Collected data entries
--

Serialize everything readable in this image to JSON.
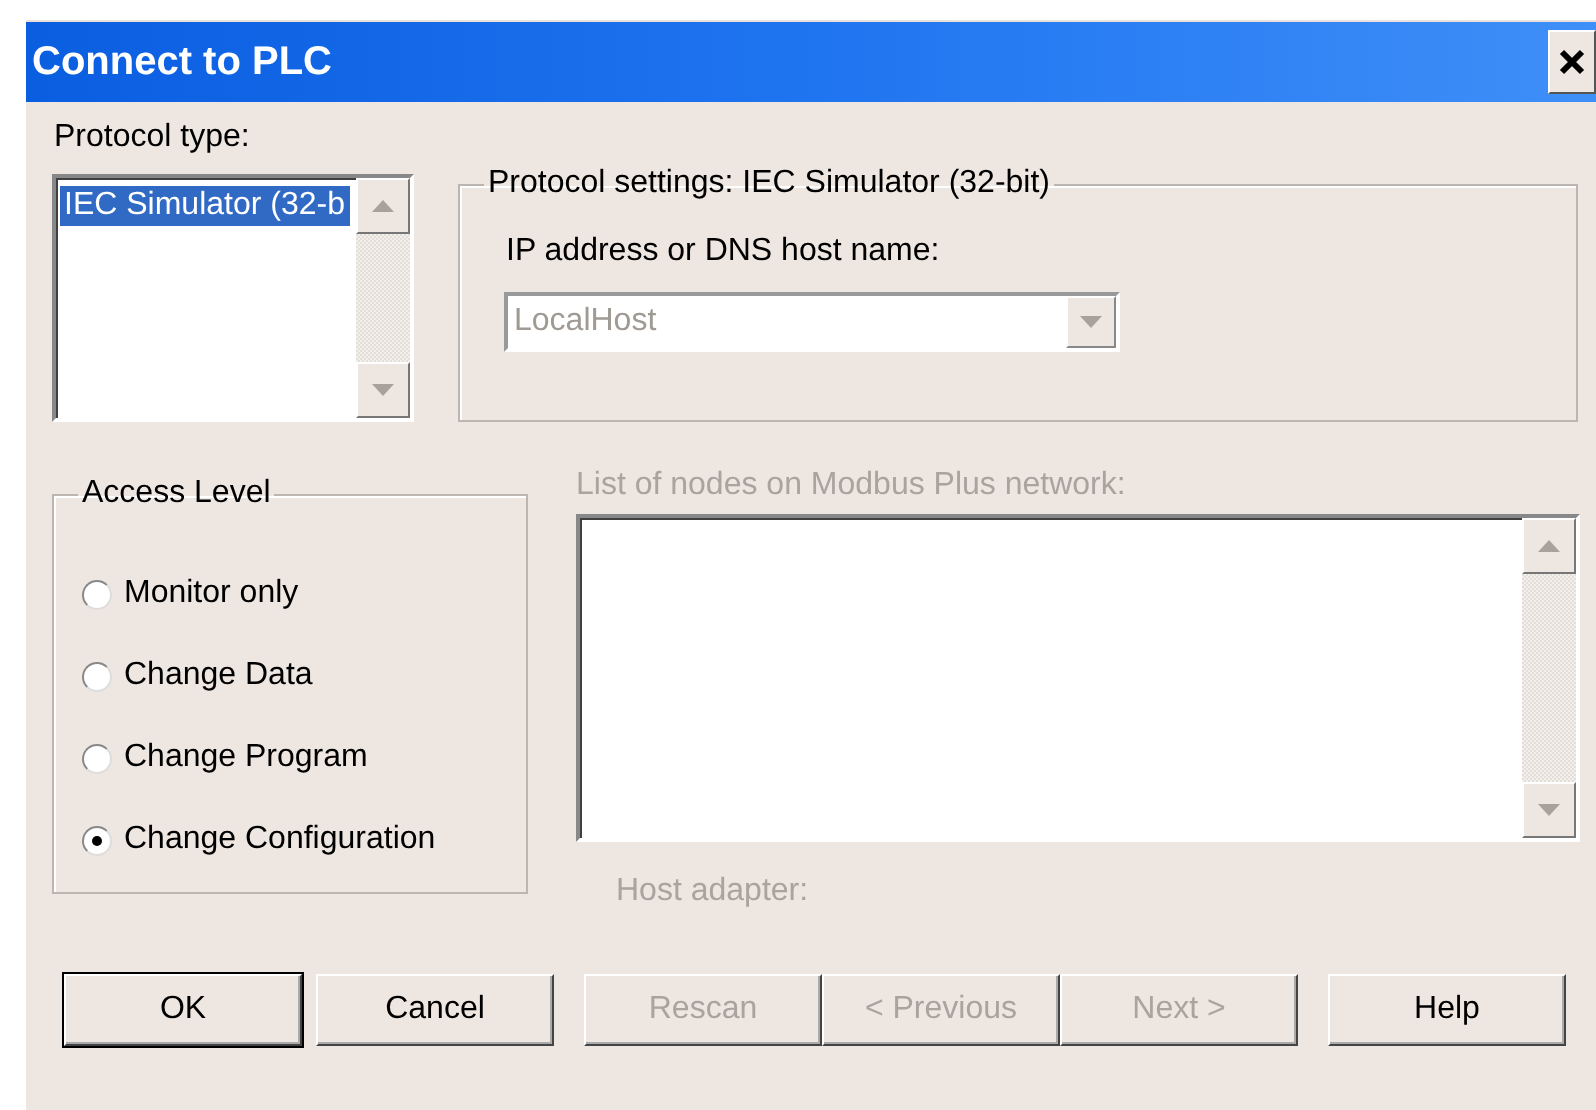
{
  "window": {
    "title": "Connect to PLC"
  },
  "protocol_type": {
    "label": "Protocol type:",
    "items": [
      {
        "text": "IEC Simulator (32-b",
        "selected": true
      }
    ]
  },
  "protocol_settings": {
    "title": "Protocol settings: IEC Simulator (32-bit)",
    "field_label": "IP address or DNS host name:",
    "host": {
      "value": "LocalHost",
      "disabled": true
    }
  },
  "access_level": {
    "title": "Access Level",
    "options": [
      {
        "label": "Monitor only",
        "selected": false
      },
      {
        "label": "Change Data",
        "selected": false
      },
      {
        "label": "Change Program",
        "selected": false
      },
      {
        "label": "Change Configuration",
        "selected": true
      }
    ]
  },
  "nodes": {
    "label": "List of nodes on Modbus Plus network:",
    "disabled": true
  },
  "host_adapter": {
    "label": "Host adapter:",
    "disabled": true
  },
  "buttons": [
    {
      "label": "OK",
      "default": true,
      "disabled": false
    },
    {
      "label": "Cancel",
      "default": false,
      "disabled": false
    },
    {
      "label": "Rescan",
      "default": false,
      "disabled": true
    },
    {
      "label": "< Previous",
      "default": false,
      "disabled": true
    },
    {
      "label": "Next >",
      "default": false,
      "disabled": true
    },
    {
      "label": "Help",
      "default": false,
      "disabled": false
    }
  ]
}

--

Task prompt>
Repeat the material above verbatim, with no pictures in the output.

Output>
Serialize everything readable in this image to JSON.
{
  "window": {
    "title": "Connect to PLC"
  },
  "protocol_type": {
    "label": "Protocol type:",
    "items": [
      {
        "text": "IEC Simulator (32-b",
        "selected": true
      }
    ]
  },
  "protocol_settings": {
    "title": "Protocol settings: IEC Simulator (32-bit)",
    "field_label": "IP address or DNS host name:",
    "host": {
      "value": "LocalHost",
      "disabled": true
    }
  },
  "access_level": {
    "title": "Access Level",
    "options": [
      {
        "label": "Monitor only",
        "selected": false
      },
      {
        "label": "Change Data",
        "selected": false
      },
      {
        "label": "Change Program",
        "selected": false
      },
      {
        "label": "Change Configuration",
        "selected": true
      }
    ]
  },
  "nodes": {
    "label": "List of nodes on Modbus Plus network:",
    "disabled": true
  },
  "host_adapter": {
    "label": "Host adapter:",
    "disabled": true
  },
  "buttons": [
    {
      "label": "OK",
      "default": true,
      "disabled": false
    },
    {
      "label": "Cancel",
      "default": false,
      "disabled": false
    },
    {
      "label": "Rescan",
      "default": false,
      "disabled": true
    },
    {
      "label": "< Previous",
      "default": false,
      "disabled": true
    },
    {
      "label": "Next >",
      "default": false,
      "disabled": true
    },
    {
      "label": "Help",
      "default": false,
      "disabled": false
    }
  ]
}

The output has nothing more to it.